** START OF DATA LISTING **
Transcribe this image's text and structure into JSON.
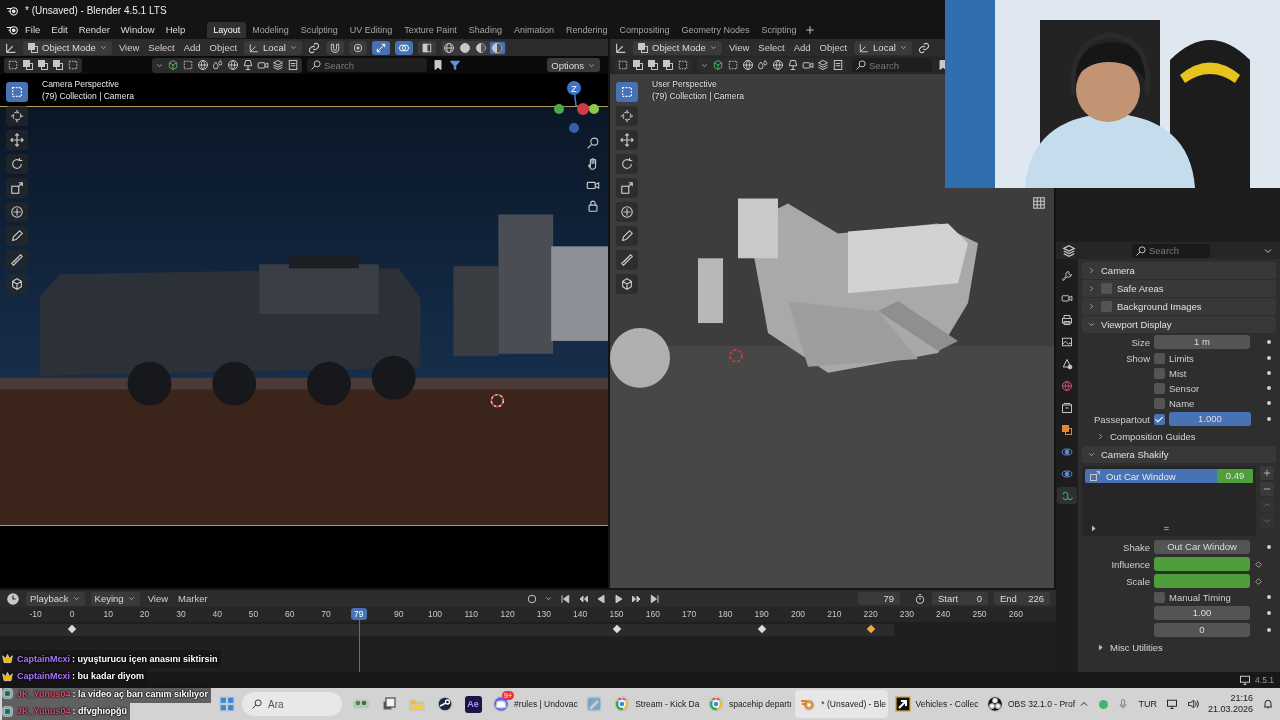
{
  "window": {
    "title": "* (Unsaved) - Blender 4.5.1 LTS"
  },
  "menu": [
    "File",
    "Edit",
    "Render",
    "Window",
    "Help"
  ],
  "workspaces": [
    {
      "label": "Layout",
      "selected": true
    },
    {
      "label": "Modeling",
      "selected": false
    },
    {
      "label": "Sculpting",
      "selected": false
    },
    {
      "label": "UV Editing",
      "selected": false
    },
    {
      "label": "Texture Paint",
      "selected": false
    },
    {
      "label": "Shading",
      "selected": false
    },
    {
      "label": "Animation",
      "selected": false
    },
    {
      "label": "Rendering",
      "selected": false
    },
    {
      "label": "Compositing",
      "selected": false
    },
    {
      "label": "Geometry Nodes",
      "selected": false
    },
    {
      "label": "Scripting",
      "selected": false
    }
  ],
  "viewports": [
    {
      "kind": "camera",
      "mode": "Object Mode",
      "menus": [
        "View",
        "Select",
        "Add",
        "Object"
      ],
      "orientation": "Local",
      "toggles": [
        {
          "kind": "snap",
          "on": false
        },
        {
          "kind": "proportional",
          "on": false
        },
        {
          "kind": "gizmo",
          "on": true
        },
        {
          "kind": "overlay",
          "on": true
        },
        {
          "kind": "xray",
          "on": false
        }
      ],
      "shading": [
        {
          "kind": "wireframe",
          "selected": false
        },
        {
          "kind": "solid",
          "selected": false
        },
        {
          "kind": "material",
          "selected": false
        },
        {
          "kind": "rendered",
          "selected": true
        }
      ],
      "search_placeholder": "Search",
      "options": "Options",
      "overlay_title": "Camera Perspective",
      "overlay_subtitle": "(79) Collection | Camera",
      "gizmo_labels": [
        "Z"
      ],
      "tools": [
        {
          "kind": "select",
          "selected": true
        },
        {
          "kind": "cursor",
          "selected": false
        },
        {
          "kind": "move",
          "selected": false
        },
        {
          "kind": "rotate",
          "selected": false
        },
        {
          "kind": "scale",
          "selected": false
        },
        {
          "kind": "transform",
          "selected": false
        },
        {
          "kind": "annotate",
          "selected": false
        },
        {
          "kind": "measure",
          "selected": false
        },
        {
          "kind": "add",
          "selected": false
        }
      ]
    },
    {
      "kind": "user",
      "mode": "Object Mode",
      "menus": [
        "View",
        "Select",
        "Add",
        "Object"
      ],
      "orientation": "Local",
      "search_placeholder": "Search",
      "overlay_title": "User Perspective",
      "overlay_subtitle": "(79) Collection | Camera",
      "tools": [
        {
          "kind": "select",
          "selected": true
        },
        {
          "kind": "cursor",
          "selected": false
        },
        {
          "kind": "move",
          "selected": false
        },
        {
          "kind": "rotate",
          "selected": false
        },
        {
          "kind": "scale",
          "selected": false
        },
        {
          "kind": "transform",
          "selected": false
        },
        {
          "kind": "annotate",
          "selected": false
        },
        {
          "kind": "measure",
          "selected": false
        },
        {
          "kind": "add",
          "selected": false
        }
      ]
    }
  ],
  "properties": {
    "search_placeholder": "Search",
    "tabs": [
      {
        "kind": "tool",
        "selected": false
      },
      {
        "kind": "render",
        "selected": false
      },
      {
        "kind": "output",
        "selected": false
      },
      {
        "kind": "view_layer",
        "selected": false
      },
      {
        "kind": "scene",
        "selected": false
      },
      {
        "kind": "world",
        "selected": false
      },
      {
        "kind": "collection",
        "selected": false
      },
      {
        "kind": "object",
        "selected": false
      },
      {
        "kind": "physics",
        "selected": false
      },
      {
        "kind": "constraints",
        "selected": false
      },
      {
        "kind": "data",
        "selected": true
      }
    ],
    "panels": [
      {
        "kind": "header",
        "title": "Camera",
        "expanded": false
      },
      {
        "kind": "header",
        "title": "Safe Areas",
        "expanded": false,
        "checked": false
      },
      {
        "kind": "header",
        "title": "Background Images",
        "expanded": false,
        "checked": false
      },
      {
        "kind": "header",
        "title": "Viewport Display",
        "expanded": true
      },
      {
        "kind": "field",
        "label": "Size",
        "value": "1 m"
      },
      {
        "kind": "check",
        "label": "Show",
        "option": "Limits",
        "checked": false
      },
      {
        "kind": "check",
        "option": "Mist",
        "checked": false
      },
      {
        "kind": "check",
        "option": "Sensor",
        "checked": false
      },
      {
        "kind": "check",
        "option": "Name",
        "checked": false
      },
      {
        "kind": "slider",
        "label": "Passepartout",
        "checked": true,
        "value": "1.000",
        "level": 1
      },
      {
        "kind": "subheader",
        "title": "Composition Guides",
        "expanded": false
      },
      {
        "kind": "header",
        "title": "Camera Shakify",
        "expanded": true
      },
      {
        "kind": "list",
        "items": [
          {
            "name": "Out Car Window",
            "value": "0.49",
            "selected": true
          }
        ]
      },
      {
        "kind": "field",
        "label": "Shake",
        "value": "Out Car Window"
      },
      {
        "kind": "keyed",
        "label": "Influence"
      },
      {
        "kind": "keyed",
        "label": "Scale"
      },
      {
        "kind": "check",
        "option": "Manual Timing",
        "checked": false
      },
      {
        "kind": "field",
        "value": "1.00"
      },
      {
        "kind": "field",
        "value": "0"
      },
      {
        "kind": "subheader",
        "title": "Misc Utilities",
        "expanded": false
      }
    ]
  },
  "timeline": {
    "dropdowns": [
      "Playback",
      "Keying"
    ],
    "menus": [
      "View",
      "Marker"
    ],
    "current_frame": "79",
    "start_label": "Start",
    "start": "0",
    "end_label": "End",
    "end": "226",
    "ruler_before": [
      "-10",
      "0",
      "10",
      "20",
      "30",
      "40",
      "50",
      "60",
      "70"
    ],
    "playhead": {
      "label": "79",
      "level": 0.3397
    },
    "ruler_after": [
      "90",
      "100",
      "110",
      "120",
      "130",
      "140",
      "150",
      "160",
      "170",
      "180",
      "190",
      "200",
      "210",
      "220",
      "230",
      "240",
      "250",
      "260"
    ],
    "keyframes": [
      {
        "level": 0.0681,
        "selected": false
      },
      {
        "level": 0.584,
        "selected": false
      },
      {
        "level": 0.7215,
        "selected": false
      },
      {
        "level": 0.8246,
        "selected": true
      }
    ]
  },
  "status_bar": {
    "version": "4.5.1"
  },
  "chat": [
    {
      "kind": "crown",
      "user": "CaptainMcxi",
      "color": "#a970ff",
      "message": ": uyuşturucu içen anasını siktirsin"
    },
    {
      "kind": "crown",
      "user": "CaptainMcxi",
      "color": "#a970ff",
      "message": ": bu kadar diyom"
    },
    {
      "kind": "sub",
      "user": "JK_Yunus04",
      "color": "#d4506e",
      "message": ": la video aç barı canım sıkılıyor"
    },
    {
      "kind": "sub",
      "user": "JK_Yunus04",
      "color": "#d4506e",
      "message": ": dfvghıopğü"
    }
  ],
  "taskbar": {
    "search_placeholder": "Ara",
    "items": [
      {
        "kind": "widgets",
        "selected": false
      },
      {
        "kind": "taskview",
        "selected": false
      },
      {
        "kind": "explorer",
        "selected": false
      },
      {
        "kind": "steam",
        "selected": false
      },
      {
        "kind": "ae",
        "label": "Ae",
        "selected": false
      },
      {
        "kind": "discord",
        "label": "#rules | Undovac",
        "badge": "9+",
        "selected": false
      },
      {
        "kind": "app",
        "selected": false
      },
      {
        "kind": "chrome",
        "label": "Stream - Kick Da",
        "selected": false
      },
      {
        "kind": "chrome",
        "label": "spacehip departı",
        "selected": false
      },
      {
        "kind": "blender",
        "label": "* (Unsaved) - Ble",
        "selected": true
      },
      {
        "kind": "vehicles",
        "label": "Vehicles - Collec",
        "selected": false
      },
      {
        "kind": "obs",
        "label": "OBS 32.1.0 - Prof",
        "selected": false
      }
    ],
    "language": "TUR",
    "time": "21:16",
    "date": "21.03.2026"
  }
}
** END OF DATA LISTING **
** START OF DATA LISTING **
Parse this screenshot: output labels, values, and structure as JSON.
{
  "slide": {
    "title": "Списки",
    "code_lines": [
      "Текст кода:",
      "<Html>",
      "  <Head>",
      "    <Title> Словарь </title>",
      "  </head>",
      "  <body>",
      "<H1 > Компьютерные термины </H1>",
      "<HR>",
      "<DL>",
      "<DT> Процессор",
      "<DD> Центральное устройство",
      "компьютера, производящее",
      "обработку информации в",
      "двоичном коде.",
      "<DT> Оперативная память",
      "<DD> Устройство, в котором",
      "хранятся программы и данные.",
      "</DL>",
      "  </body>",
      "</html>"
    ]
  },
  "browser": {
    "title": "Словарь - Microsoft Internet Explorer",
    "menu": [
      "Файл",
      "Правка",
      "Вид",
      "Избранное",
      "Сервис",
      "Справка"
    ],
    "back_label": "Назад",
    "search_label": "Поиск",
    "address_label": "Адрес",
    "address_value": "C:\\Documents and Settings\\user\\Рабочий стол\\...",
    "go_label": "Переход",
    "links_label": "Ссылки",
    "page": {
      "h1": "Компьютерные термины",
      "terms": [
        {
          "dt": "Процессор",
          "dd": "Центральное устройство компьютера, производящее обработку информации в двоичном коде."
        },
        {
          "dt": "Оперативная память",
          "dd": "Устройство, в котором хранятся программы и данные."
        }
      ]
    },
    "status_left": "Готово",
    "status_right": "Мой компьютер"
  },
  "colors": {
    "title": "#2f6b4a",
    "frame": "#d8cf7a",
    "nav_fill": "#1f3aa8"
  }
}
** END OF DATA LISTING **
- **EXERCISE OBJECTIVE**
Look through the material above and pick out each line holding the word "Unsaved".

- **TASK RESPONSE**
    "title": "* (Unsaved) - Blender 4.5.1 LTS"
        "label": "* (Unsaved) - Ble",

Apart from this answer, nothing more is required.